Given task
Copy out all lines with the word "structured" in them.
# start of Available data
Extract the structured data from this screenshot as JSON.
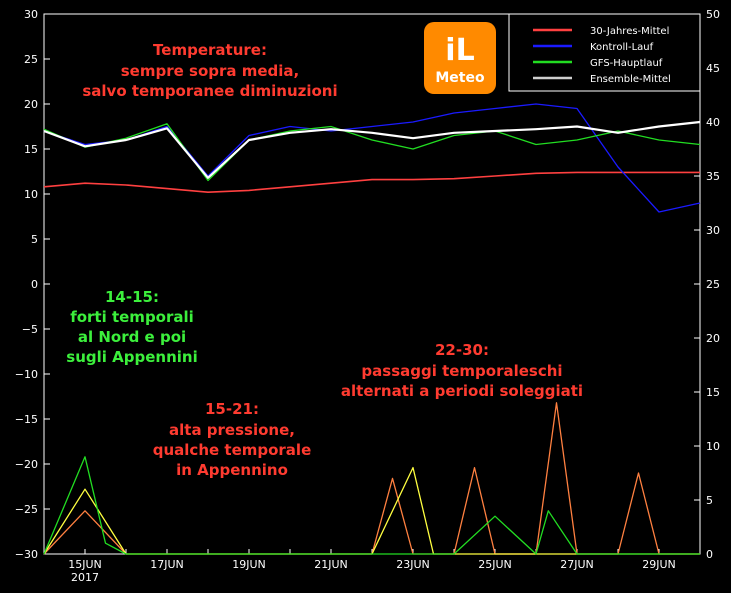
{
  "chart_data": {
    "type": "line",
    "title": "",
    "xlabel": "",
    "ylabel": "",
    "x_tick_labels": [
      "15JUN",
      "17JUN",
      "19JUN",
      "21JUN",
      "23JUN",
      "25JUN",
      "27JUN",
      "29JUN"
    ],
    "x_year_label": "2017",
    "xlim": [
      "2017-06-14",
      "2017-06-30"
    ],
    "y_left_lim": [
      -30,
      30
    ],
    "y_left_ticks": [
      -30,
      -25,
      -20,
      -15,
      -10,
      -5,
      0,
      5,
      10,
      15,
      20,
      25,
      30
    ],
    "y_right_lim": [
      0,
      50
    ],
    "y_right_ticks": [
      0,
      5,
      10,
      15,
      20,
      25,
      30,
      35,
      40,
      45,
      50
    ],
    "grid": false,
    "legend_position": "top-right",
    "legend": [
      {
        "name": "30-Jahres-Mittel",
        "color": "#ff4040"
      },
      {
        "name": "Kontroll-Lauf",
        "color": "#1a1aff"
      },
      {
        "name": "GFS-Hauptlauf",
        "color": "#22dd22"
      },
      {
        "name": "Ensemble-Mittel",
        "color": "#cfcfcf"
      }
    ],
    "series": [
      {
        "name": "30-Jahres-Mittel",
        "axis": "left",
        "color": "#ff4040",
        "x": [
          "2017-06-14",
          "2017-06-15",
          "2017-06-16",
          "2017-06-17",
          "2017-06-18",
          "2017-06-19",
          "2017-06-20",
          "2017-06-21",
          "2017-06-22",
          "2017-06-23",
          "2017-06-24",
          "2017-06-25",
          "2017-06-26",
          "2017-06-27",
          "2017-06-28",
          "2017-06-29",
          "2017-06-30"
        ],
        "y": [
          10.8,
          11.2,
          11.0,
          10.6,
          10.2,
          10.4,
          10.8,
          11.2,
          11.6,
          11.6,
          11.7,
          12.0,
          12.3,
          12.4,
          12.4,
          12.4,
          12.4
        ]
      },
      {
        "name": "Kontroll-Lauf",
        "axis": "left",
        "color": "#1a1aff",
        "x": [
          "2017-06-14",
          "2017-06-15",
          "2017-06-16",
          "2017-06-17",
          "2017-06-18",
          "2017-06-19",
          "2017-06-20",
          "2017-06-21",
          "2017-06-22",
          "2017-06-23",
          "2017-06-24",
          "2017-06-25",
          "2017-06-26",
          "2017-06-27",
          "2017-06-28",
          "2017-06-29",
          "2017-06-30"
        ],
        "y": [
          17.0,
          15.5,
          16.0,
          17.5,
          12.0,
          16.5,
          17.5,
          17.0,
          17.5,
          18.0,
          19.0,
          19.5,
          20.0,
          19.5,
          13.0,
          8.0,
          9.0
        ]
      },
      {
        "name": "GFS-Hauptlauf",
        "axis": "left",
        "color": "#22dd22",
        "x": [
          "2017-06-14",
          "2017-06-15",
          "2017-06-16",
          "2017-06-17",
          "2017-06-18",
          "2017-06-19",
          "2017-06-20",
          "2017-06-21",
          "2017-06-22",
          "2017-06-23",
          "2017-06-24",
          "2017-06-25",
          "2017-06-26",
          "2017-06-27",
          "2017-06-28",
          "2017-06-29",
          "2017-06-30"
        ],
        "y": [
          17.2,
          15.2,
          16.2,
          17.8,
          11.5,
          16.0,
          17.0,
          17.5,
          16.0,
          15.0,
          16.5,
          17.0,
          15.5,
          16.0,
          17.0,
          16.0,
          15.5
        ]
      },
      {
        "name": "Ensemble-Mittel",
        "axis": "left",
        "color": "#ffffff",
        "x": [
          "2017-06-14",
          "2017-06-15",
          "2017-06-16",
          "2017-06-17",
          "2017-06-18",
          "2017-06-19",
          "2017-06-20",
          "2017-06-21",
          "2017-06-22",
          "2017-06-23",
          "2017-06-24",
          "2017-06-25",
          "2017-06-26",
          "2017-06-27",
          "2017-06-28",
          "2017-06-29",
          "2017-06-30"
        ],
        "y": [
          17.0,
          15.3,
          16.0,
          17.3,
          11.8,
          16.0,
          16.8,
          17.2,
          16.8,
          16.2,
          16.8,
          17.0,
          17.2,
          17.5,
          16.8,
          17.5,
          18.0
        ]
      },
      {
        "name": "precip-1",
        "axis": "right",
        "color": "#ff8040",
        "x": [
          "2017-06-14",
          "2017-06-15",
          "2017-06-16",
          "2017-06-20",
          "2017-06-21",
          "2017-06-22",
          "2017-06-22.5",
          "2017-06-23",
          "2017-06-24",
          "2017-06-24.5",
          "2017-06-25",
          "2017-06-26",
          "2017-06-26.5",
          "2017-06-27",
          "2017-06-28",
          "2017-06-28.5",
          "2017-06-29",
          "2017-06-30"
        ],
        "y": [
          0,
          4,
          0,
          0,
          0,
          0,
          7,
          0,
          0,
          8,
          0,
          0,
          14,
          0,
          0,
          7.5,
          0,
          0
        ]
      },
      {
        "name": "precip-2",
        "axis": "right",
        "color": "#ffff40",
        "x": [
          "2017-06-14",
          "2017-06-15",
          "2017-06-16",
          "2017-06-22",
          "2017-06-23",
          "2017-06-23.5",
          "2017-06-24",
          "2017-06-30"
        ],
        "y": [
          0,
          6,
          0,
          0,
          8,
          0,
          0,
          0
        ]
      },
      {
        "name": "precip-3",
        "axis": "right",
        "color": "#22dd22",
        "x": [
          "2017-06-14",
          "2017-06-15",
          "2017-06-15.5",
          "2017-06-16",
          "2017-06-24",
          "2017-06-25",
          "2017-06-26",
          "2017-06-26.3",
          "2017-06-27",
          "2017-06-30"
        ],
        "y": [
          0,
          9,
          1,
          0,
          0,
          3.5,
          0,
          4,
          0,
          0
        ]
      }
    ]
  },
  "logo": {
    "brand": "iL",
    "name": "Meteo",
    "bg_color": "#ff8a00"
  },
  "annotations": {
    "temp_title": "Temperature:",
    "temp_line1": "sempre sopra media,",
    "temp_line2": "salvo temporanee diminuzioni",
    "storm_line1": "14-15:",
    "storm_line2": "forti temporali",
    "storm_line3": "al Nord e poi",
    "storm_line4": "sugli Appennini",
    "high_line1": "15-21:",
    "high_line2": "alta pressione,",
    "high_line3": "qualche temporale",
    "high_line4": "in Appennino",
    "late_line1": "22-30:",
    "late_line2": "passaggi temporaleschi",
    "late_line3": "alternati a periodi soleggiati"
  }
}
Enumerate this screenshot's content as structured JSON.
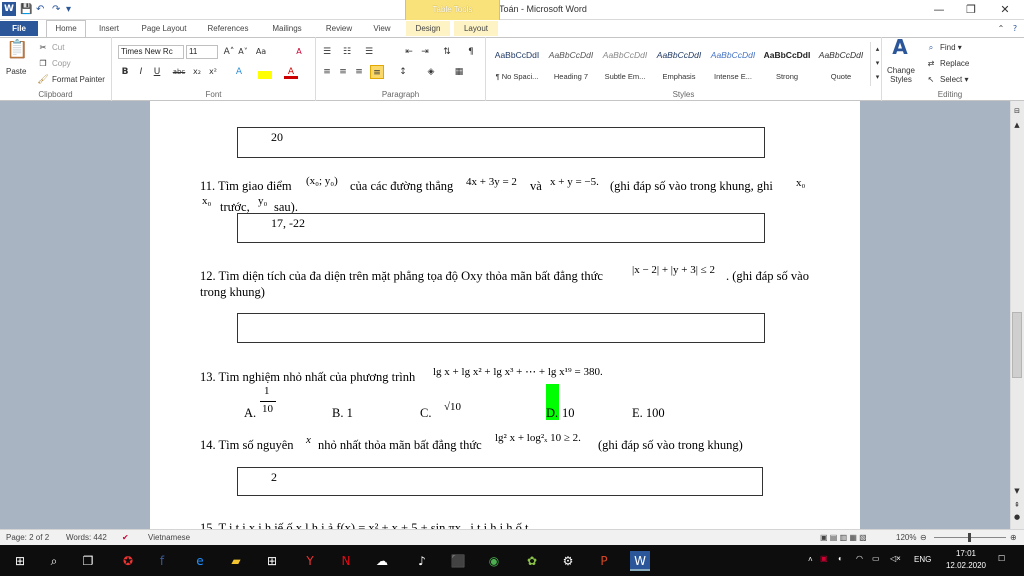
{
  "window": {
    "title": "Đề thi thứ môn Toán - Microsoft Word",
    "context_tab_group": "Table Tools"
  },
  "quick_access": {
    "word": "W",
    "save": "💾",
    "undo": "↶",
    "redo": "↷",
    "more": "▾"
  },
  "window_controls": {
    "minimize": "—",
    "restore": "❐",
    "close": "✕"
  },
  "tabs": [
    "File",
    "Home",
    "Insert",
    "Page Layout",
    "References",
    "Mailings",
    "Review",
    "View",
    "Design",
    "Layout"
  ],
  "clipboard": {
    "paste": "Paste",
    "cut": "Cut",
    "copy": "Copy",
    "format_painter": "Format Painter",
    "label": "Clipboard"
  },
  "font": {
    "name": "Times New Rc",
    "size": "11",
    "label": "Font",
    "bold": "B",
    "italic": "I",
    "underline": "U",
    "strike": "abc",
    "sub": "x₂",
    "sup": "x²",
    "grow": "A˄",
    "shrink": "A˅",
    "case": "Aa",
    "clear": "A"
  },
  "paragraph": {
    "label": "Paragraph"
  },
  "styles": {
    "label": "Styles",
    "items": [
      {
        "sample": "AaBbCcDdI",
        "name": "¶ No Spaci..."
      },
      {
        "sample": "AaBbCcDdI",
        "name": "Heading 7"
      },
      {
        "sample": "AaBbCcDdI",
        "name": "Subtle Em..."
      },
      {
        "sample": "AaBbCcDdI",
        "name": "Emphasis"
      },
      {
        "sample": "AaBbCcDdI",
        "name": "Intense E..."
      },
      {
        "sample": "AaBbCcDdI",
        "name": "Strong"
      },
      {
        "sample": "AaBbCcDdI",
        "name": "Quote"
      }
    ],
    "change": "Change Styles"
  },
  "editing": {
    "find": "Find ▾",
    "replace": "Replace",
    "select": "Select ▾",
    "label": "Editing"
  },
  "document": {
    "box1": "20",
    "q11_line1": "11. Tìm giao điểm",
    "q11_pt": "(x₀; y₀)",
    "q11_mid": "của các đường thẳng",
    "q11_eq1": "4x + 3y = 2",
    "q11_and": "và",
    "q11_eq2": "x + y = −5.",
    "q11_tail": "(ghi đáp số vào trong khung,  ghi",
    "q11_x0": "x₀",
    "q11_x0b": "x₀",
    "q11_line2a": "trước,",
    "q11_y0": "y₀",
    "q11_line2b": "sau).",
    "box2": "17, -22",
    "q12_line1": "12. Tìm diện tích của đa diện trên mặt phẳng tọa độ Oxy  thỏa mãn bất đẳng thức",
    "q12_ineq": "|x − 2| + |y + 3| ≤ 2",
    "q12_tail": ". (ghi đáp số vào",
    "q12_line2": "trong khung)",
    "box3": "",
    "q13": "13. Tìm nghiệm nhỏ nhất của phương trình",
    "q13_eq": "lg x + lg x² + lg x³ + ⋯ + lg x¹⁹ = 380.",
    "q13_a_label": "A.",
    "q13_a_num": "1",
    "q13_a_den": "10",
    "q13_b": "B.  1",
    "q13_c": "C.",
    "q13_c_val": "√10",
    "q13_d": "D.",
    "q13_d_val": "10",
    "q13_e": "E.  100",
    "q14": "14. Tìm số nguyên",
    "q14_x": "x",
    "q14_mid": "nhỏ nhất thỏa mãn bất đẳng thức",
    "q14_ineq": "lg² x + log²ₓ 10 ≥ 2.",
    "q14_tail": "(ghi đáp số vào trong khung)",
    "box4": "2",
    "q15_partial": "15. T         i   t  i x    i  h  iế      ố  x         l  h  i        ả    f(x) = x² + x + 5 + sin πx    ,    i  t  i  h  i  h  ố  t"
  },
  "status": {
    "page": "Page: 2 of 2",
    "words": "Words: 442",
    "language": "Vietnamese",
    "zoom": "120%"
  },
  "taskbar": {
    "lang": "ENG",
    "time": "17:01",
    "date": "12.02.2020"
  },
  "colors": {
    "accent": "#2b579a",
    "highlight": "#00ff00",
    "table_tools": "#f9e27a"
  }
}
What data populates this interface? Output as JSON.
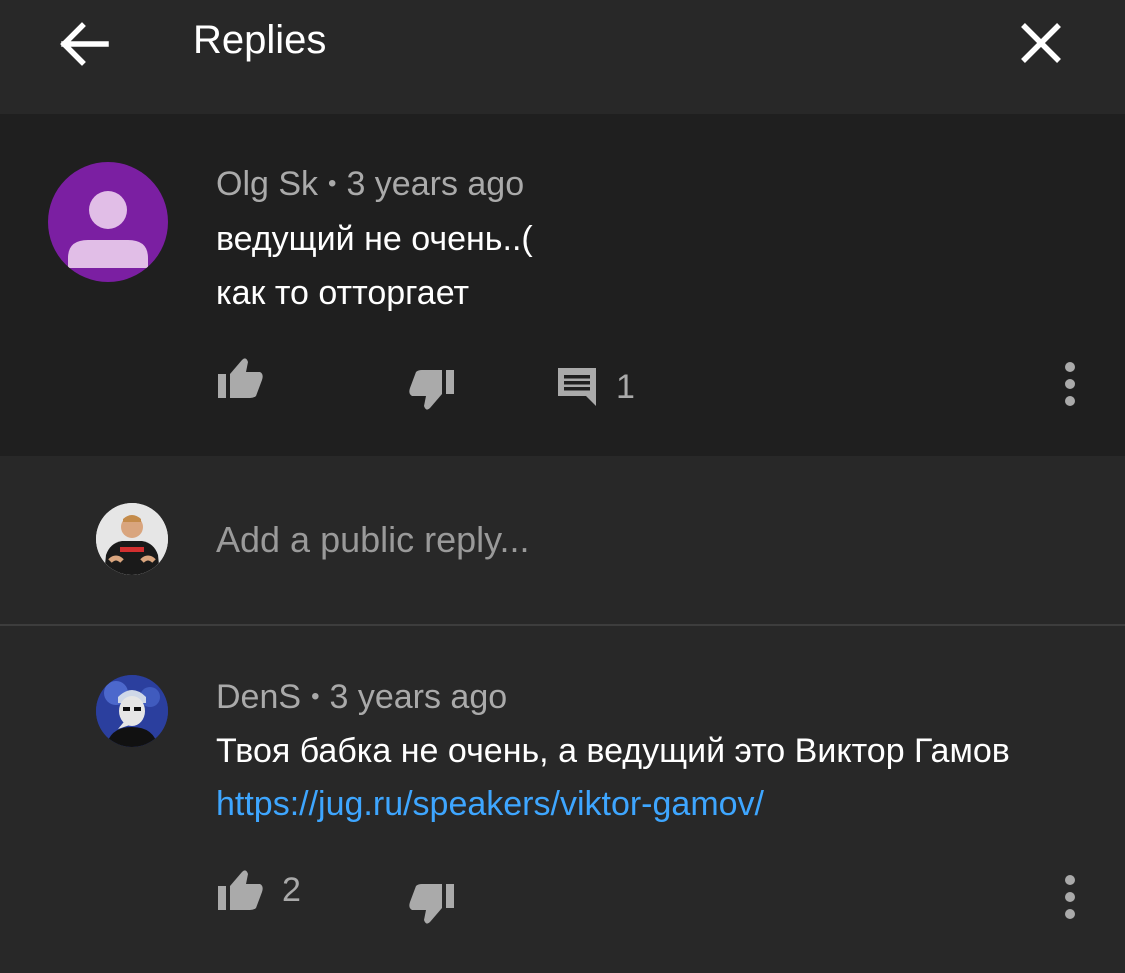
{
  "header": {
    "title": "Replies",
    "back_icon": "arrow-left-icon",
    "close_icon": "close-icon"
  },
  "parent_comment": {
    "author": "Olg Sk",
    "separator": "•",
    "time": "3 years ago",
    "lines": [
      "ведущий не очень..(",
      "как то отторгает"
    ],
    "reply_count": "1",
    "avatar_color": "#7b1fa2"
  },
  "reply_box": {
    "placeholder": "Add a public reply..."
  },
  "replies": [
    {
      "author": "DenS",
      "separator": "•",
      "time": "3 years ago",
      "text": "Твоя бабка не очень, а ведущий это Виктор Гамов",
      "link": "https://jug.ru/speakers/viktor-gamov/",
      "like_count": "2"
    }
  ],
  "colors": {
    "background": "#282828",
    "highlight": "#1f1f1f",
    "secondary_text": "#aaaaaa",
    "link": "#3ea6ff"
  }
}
# end of Available data
Exercise answer
Extract the structured data from this screenshot as JSON.
Enumerate this screenshot's content as structured JSON.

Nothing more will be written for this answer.